Check every line of the entries that follow, and copy the ones containing "documentation".

◆ ◆ ◆

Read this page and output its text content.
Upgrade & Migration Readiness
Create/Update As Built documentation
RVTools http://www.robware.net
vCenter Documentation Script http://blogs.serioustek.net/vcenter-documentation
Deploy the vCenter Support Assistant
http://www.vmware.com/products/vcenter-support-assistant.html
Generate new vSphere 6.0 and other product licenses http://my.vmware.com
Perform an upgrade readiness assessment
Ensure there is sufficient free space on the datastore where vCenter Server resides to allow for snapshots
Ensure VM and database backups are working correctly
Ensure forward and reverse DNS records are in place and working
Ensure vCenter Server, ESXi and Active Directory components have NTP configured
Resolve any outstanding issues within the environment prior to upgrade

◆ ◆ ◆

SOLUTION TO THE PROBLEM »
Create/Update As Built documentation
vCenter Documentation Script http://blogs.serioustek.net/vcenter-documentation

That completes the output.